--- Supplied data ---
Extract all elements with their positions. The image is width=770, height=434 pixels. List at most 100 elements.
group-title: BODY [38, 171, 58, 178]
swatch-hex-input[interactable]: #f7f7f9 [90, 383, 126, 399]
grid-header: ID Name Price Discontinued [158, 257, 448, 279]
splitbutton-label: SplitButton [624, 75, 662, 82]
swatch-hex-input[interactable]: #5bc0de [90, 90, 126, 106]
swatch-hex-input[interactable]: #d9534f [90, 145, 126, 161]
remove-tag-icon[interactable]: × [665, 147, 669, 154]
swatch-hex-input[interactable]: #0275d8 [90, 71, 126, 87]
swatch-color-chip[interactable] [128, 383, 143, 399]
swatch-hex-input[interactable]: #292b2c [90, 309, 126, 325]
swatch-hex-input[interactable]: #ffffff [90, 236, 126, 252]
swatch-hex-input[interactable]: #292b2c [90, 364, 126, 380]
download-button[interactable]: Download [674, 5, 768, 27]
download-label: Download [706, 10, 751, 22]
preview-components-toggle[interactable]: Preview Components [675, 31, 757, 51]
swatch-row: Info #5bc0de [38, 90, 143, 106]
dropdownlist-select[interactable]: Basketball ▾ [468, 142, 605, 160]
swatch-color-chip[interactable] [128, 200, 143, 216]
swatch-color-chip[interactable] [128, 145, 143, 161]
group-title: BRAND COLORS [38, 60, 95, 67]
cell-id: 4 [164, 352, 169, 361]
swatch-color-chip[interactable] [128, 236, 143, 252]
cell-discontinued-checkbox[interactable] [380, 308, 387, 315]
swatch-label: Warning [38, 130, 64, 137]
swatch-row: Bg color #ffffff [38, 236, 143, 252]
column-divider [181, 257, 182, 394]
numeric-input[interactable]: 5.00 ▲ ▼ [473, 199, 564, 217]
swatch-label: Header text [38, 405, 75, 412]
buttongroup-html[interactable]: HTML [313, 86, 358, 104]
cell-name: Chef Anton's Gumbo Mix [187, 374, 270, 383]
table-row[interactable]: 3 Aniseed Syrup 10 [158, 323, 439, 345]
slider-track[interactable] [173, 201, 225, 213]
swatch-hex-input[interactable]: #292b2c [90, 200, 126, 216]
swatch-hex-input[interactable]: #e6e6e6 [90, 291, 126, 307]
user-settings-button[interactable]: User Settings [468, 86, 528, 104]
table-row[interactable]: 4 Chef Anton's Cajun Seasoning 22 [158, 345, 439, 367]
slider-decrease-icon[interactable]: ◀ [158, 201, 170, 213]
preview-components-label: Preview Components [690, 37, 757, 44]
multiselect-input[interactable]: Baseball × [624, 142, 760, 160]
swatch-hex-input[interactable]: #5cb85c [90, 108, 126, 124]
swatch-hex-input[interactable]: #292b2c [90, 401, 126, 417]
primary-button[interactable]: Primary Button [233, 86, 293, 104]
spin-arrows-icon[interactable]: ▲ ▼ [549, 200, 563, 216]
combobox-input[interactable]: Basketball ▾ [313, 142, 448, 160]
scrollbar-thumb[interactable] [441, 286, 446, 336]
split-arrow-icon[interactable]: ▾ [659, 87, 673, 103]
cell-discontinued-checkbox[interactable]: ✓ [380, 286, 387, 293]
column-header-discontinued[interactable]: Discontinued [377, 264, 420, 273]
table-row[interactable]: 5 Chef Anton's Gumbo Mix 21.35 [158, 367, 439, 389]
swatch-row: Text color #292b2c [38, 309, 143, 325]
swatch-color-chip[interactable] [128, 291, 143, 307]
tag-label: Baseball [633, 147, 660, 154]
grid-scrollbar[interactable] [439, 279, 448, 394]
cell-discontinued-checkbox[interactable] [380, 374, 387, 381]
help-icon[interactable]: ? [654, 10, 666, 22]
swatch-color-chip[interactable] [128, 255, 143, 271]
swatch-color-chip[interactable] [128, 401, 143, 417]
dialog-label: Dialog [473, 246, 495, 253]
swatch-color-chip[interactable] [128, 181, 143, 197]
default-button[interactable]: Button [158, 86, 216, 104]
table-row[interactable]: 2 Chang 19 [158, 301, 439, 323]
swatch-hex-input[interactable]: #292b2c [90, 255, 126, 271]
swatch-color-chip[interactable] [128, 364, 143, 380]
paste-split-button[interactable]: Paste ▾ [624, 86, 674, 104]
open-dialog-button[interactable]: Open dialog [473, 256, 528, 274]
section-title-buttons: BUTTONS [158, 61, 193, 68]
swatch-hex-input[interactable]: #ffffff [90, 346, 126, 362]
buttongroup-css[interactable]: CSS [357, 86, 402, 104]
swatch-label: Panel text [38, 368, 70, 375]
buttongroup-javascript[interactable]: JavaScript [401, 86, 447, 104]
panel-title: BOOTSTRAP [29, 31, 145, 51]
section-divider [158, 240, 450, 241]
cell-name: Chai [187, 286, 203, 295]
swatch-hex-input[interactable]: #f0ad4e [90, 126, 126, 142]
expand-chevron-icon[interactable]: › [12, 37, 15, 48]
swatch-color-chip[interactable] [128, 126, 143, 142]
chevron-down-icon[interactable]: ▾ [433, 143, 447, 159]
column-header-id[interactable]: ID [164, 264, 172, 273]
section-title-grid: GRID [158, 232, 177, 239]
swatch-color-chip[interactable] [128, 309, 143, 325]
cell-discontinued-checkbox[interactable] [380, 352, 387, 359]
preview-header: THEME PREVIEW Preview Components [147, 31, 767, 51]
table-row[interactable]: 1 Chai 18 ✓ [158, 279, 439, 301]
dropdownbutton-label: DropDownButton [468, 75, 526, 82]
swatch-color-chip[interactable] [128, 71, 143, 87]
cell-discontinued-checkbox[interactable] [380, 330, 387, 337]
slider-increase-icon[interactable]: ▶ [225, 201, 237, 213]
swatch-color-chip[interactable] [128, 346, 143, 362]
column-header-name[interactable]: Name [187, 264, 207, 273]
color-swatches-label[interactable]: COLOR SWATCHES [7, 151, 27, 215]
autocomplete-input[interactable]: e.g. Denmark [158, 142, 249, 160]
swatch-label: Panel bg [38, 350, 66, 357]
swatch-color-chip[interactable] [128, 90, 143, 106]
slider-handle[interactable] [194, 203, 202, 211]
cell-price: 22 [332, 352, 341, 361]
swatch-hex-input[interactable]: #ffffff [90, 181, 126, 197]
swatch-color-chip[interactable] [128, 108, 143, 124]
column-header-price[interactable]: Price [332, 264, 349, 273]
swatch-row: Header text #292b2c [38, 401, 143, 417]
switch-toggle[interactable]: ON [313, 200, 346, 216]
---
### [What the task requires]
Rewrite the lines above, substituting "color-sample" for each occurrence of "swatch-color-chip" and leaving everything else unchanged.

### [Answer to this task]
Extract all elements with their positions. The image is width=770, height=434 pixels. List at most 100 elements.
group-title: BODY [38, 171, 58, 178]
swatch-hex-input[interactable]: #f7f7f9 [90, 383, 126, 399]
grid-header: ID Name Price Discontinued [158, 257, 448, 279]
splitbutton-label: SplitButton [624, 75, 662, 82]
swatch-hex-input[interactable]: #5bc0de [90, 90, 126, 106]
swatch-hex-input[interactable]: #d9534f [90, 145, 126, 161]
remove-tag-icon[interactable]: × [665, 147, 669, 154]
swatch-hex-input[interactable]: #0275d8 [90, 71, 126, 87]
color-sample[interactable] [128, 383, 143, 399]
swatch-hex-input[interactable]: #292b2c [90, 309, 126, 325]
swatch-hex-input[interactable]: #ffffff [90, 236, 126, 252]
swatch-hex-input[interactable]: #292b2c [90, 364, 126, 380]
download-button[interactable]: Download [674, 5, 768, 27]
download-label: Download [706, 10, 751, 22]
preview-components-toggle[interactable]: Preview Components [675, 31, 757, 51]
swatch-row: Info #5bc0de [38, 90, 143, 106]
dropdownlist-select[interactable]: Basketball ▾ [468, 142, 605, 160]
color-sample[interactable] [128, 200, 143, 216]
color-sample[interactable] [128, 145, 143, 161]
group-title: BRAND COLORS [38, 60, 95, 67]
cell-id: 4 [164, 352, 169, 361]
color-sample[interactable] [128, 236, 143, 252]
cell-discontinued-checkbox[interactable] [380, 308, 387, 315]
swatch-label: Warning [38, 130, 64, 137]
swatch-row: Bg color #ffffff [38, 236, 143, 252]
column-divider [181, 257, 182, 394]
numeric-input[interactable]: 5.00 ▲ ▼ [473, 199, 564, 217]
swatch-label: Header text [38, 405, 75, 412]
buttongroup-html[interactable]: HTML [313, 86, 358, 104]
cell-name: Chef Anton's Gumbo Mix [187, 374, 270, 383]
table-row[interactable]: 3 Aniseed Syrup 10 [158, 323, 439, 345]
slider-track[interactable] [173, 201, 225, 213]
swatch-hex-input[interactable]: #292b2c [90, 200, 126, 216]
swatch-hex-input[interactable]: #e6e6e6 [90, 291, 126, 307]
user-settings-button[interactable]: User Settings [468, 86, 528, 104]
table-row[interactable]: 4 Chef Anton's Cajun Seasoning 22 [158, 345, 439, 367]
slider-decrease-icon[interactable]: ◀ [158, 201, 170, 213]
preview-components-label: Preview Components [690, 37, 757, 44]
multiselect-input[interactable]: Baseball × [624, 142, 760, 160]
swatch-hex-input[interactable]: #5cb85c [90, 108, 126, 124]
swatch-hex-input[interactable]: #292b2c [90, 401, 126, 417]
primary-button[interactable]: Primary Button [233, 86, 293, 104]
spin-arrows-icon[interactable]: ▲ ▼ [549, 200, 563, 216]
combobox-input[interactable]: Basketball ▾ [313, 142, 448, 160]
scrollbar-thumb[interactable] [441, 286, 446, 336]
split-arrow-icon[interactable]: ▾ [659, 87, 673, 103]
cell-discontinued-checkbox[interactable]: ✓ [380, 286, 387, 293]
column-header-discontinued[interactable]: Discontinued [377, 264, 420, 273]
table-row[interactable]: 5 Chef Anton's Gumbo Mix 21.35 [158, 367, 439, 389]
swatch-row: Text color #292b2c [38, 309, 143, 325]
color-sample[interactable] [128, 291, 143, 307]
tag-label: Baseball [633, 147, 660, 154]
grid-scrollbar[interactable] [439, 279, 448, 394]
cell-discontinued-checkbox[interactable] [380, 374, 387, 381]
help-icon[interactable]: ? [654, 10, 666, 22]
color-sample[interactable] [128, 255, 143, 271]
color-sample[interactable] [128, 401, 143, 417]
dialog-label: Dialog [473, 246, 495, 253]
color-sample[interactable] [128, 181, 143, 197]
default-button[interactable]: Button [158, 86, 216, 104]
table-row[interactable]: 2 Chang 19 [158, 301, 439, 323]
swatch-hex-input[interactable]: #292b2c [90, 255, 126, 271]
color-sample[interactable] [128, 364, 143, 380]
paste-split-button[interactable]: Paste ▾ [624, 86, 674, 104]
open-dialog-button[interactable]: Open dialog [473, 256, 528, 274]
section-title-buttons: BUTTONS [158, 61, 193, 68]
swatch-hex-input[interactable]: #ffffff [90, 346, 126, 362]
buttongroup-css[interactable]: CSS [357, 86, 402, 104]
swatch-label: Panel text [38, 368, 70, 375]
buttongroup-javascript[interactable]: JavaScript [401, 86, 447, 104]
panel-title: BOOTSTRAP [29, 31, 145, 51]
section-divider [158, 240, 450, 241]
cell-name: Chai [187, 286, 203, 295]
swatch-hex-input[interactable]: #f0ad4e [90, 126, 126, 142]
expand-chevron-icon[interactable]: › [12, 37, 15, 48]
color-sample[interactable] [128, 126, 143, 142]
chevron-down-icon[interactable]: ▾ [433, 143, 447, 159]
column-header-id[interactable]: ID [164, 264, 172, 273]
section-title-grid: GRID [158, 232, 177, 239]
color-sample[interactable] [128, 309, 143, 325]
cell-discontinued-checkbox[interactable] [380, 352, 387, 359]
preview-header: THEME PREVIEW Preview Components [147, 31, 767, 51]
table-row[interactable]: 1 Chai 18 ✓ [158, 279, 439, 301]
dropdownbutton-label: DropDownButton [468, 75, 526, 82]
color-sample[interactable] [128, 71, 143, 87]
cell-discontinued-checkbox[interactable] [380, 330, 387, 337]
slider-increase-icon[interactable]: ▶ [225, 201, 237, 213]
color-sample[interactable] [128, 346, 143, 362]
column-header-name[interactable]: Name [187, 264, 207, 273]
color-swatches-label[interactable]: COLOR SWATCHES [7, 151, 27, 215]
autocomplete-input[interactable]: e.g. Denmark [158, 142, 249, 160]
swatch-label: Panel bg [38, 350, 66, 357]
color-sample[interactable] [128, 90, 143, 106]
slider-handle[interactable] [194, 203, 202, 211]
cell-price: 22 [332, 352, 341, 361]
swatch-hex-input[interactable]: #ffffff [90, 181, 126, 197]
color-sample[interactable] [128, 108, 143, 124]
column-header-price[interactable]: Price [332, 264, 349, 273]
swatch-row: Header text #292b2c [38, 401, 143, 417]
switch-toggle[interactable]: ON [313, 200, 346, 216]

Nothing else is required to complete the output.